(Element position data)

------------------------------------------------------------------------

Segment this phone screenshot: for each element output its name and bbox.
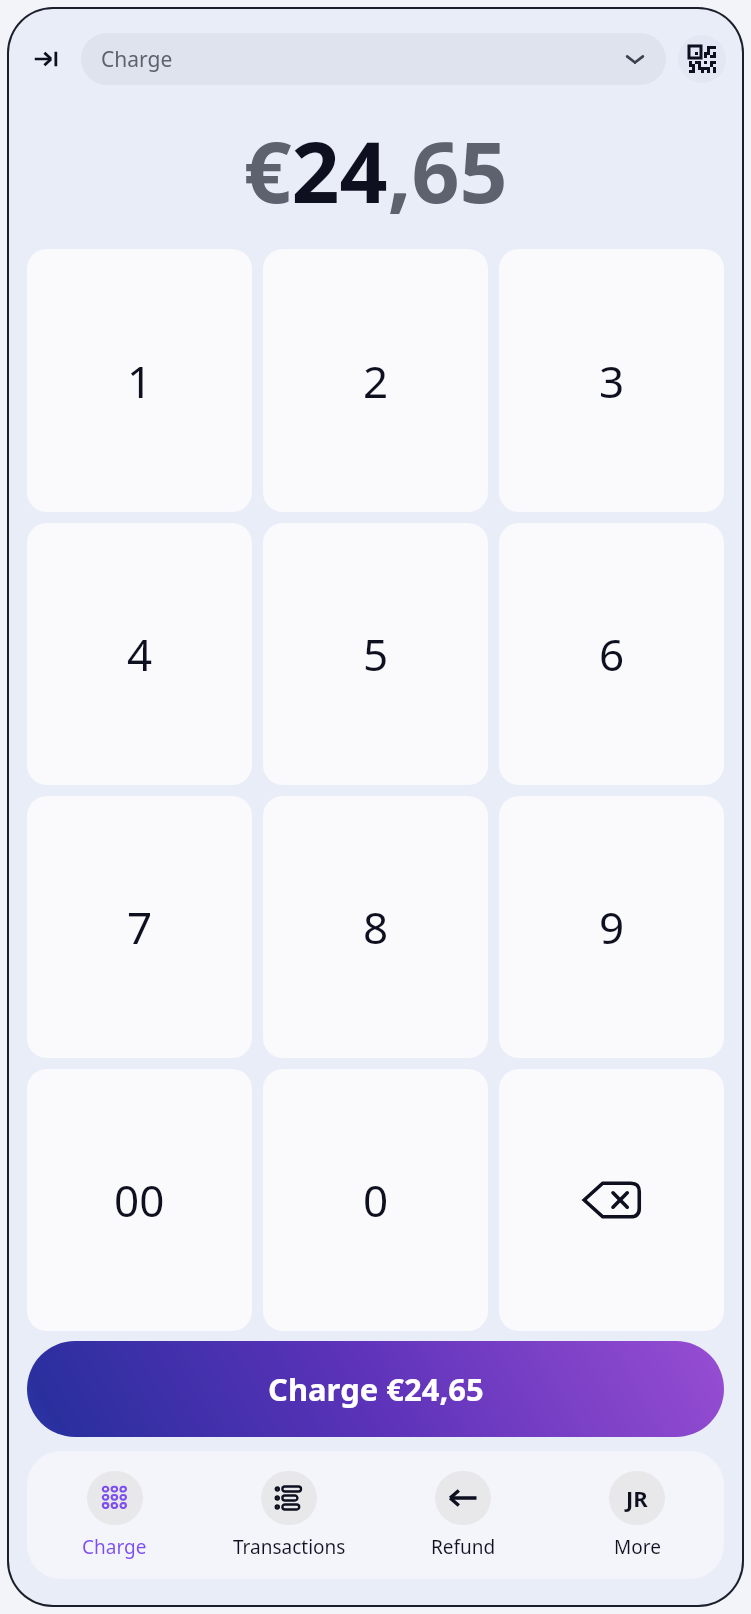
staticText: 2 xyxy=(363,351,389,411)
button[interactable]: 3 xyxy=(499,249,724,512)
staticText: JR xyxy=(626,1483,648,1513)
staticText: €24,65 xyxy=(243,113,508,227)
staticText: Transactions xyxy=(233,1534,346,1560)
staticText: 0 xyxy=(363,1170,389,1230)
staticText: Charge €24,65 xyxy=(268,1368,484,1410)
staticText: 6 xyxy=(599,624,625,684)
button[interactable]: Scan QR code xyxy=(678,35,726,83)
button[interactable]: 8 xyxy=(263,796,488,1058)
button[interactable]: 00 xyxy=(27,1069,252,1331)
button[interactable]: 4 xyxy=(27,523,252,785)
button[interactable]: 7 xyxy=(27,796,252,1058)
staticText: 7 xyxy=(127,897,153,957)
staticText: 9 xyxy=(599,897,625,957)
button[interactable]: Charge xyxy=(27,1451,202,1579)
button[interactable]: Exit xyxy=(25,37,69,81)
staticText: 5 xyxy=(363,624,389,684)
button[interactable]: Charge €24,65 xyxy=(27,1341,724,1437)
button[interactable]: JR xyxy=(550,1451,724,1579)
staticText: 4 xyxy=(127,624,153,684)
staticText: Charge xyxy=(82,1534,147,1560)
staticText: More xyxy=(614,1534,661,1560)
staticText: 3 xyxy=(599,351,625,411)
staticText: Refund xyxy=(431,1534,496,1560)
staticText: Charge xyxy=(101,45,173,74)
button[interactable]: 6 xyxy=(499,523,724,785)
button[interactable]: Transactions xyxy=(202,1451,376,1579)
button[interactable]: Backspace xyxy=(499,1069,724,1331)
button[interactable]: Refund xyxy=(376,1451,550,1579)
button[interactable]: 1 xyxy=(27,249,252,512)
staticText: 8 xyxy=(363,897,389,957)
staticText: 1 xyxy=(127,351,153,411)
button[interactable]: 5 xyxy=(263,523,488,785)
button[interactable]: 2 xyxy=(263,249,488,512)
staticText: 00 xyxy=(114,1170,165,1230)
button[interactable]: Charge xyxy=(81,33,666,85)
button[interactable]: 0 xyxy=(263,1069,488,1331)
button[interactable]: 9 xyxy=(499,796,724,1058)
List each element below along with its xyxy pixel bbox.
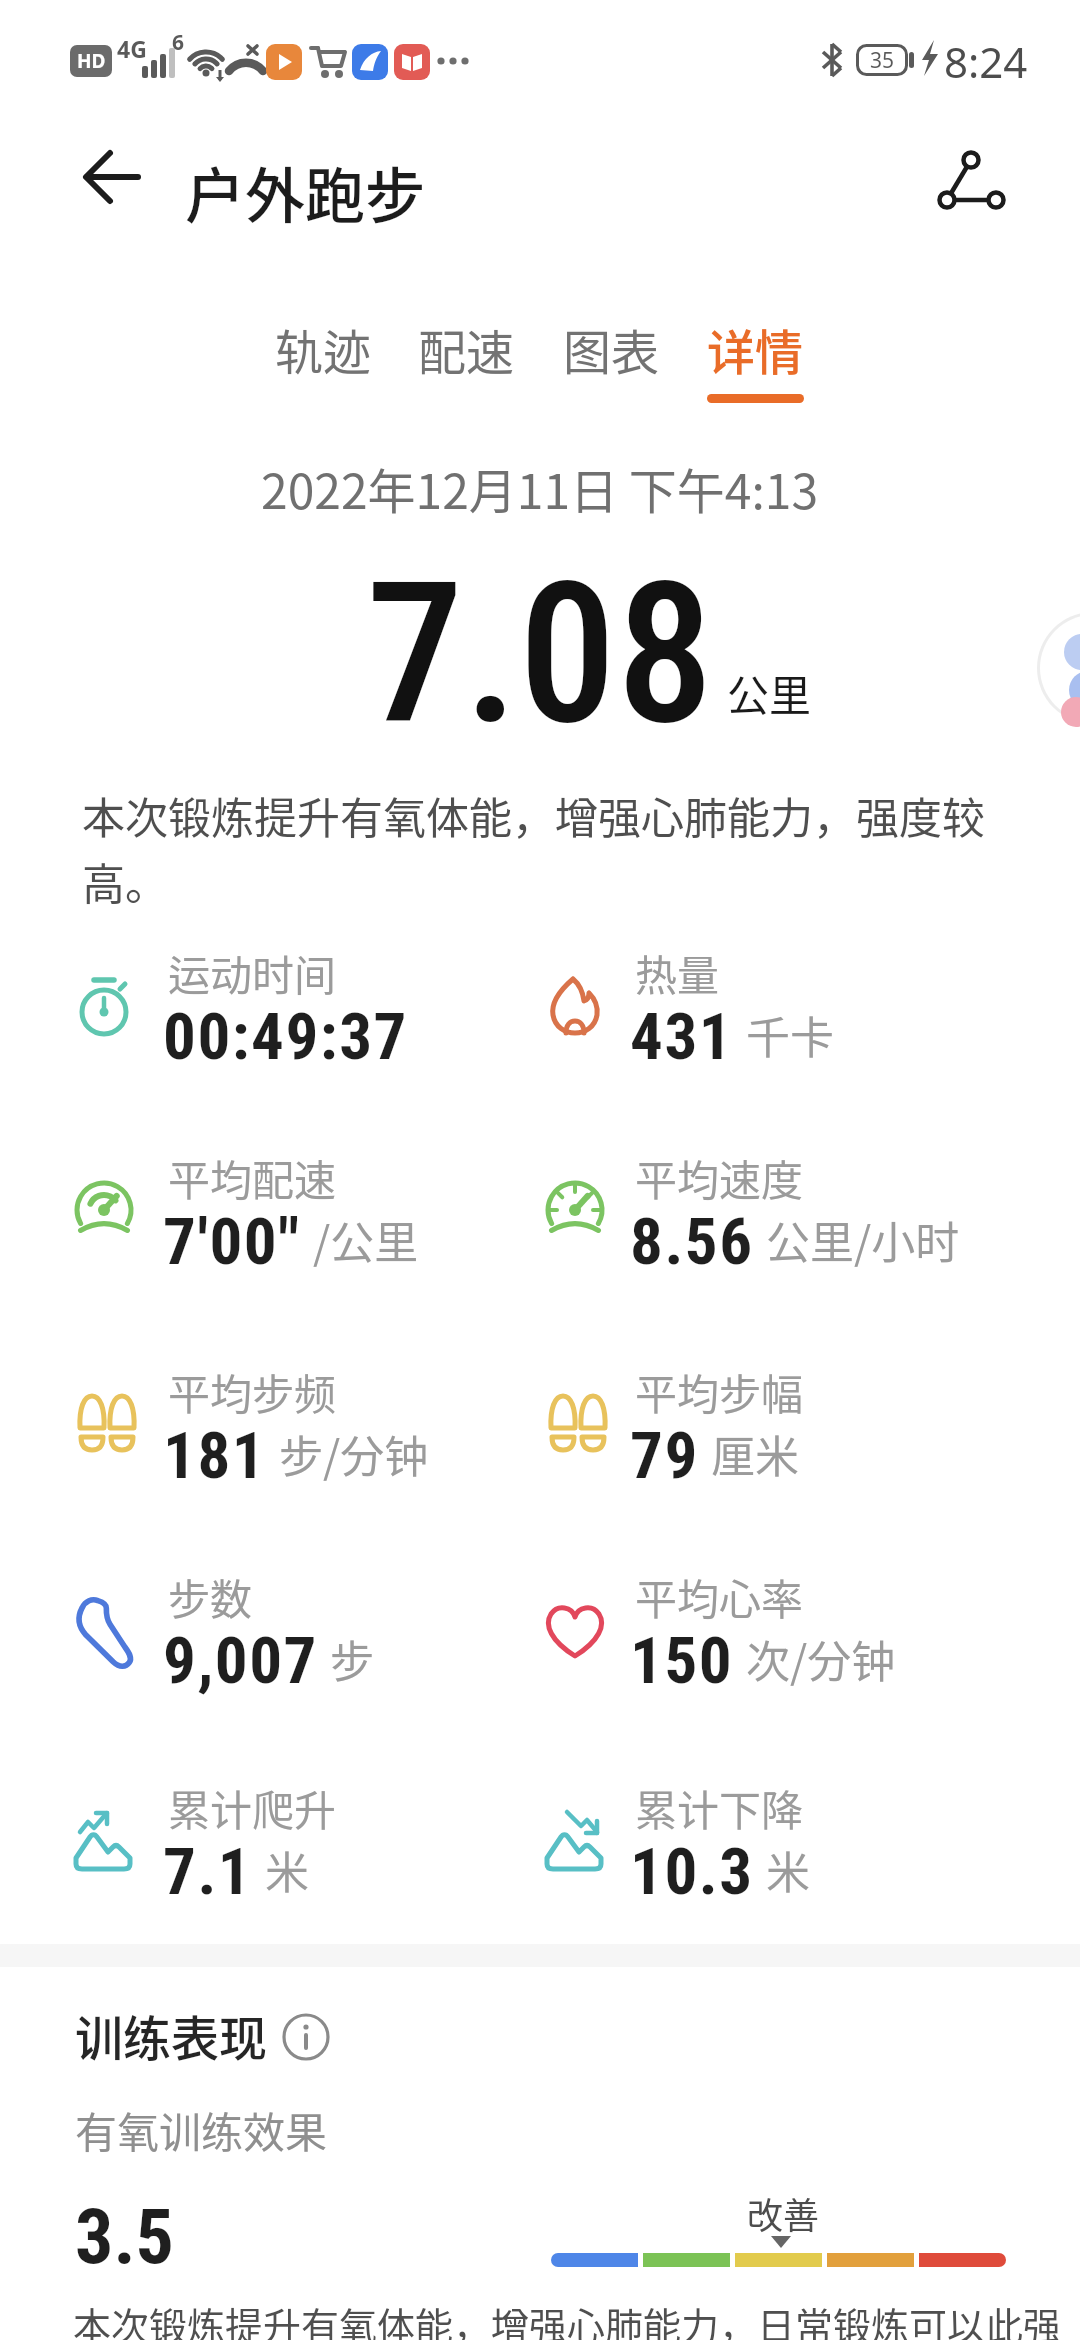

------------------------------------------------------------------------

Report each line in the items above that contains the word "Refund", and copy every such line in full.

● The response
staticText: Refund xyxy=(431,1534,496,1560)
button[interactable]: Refund xyxy=(376,1451,550,1579)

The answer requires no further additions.